■ TASK DIRECTIONS
Every line from the line containing "Convert this document image to plain text." through the final line below is to be repeated exactly; no other line is.

** Start of DATA ENTRIES **

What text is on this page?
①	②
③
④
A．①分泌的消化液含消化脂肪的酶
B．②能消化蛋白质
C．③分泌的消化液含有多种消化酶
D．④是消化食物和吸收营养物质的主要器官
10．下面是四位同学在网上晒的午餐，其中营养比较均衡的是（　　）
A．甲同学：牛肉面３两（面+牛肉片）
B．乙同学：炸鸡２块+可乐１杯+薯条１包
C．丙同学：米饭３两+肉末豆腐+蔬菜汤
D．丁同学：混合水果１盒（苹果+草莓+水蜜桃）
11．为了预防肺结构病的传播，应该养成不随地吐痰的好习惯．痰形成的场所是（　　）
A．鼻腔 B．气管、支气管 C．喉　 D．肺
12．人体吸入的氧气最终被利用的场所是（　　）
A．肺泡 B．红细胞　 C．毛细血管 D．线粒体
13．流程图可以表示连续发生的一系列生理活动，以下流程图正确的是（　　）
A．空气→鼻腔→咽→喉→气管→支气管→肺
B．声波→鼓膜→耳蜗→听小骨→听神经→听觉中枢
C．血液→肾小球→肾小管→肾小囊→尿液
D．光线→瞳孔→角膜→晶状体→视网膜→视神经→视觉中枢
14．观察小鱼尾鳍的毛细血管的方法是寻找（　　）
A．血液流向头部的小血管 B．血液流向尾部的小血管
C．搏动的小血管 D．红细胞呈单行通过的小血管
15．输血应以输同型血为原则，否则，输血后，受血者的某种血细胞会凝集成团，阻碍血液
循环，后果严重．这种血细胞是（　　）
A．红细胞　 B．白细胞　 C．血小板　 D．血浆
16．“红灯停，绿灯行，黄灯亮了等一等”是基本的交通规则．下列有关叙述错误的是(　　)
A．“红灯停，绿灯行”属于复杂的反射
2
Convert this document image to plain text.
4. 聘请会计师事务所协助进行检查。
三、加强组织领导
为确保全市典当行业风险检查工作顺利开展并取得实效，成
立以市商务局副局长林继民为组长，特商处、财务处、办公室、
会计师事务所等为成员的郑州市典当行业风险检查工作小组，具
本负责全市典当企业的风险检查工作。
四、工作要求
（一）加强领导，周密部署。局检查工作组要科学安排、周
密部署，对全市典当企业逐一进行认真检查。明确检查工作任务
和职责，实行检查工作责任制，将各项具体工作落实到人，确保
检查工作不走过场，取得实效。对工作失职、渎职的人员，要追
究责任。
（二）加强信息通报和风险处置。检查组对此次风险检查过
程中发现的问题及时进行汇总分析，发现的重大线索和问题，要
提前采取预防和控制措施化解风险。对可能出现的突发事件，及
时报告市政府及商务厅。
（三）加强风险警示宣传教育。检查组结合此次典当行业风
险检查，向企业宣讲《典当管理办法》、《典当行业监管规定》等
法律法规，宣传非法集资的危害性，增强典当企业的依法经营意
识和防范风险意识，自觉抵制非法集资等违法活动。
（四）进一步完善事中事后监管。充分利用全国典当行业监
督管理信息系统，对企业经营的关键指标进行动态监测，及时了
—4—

** End of DATA ENTRIES **

■ RESPONSE BELOW
Convert this document image to plain text.
4. 聘请会计师事务所协助进行检查。
三、加强组织领导
为确保全市典当行业风险检查工作顺利开展并取得实效，成
立以市商务局副局长林继民为组长，特商处、财务处、办公室、
会计师事务所等为成员的郑州市典当行业风险检查工作小组，具
本负责全市典当企业的风险检查工作。
四、工作要求
（一）加强领导，周密部署。局检查工作组要科学安排、周
密部署，对全市典当企业逐一进行认真检查。明确检查工作任务
和职责，实行检查工作责任制，将各项具体工作落实到人，确保
检查工作不走过场，取得实效。对工作失职、渎职的人员，要追
究责任。
（二）加强信息通报和风险处置。检查组对此次风险检查过
程中发现的问题及时进行汇总分析，发现的重大线索和问题，要
提前采取预防和控制措施化解风险。对可能出现的突发事件，及
时报告市政府及商务厅。
（三）加强风险警示宣传教育。检查组结合此次典当行业风
险检查，向企业宣讲《典当管理办法》、《典当行业监管规定》等
法律法规，宣传非法集资的危害性，增强典当企业的依法经营意
识和防范风险意识，自觉抵制非法集资等违法活动。
（四）进一步完善事中事后监管。充分利用全国典当行业监
督管理信息系统，对企业经营的关键指标进行动态监测，及时了
—4—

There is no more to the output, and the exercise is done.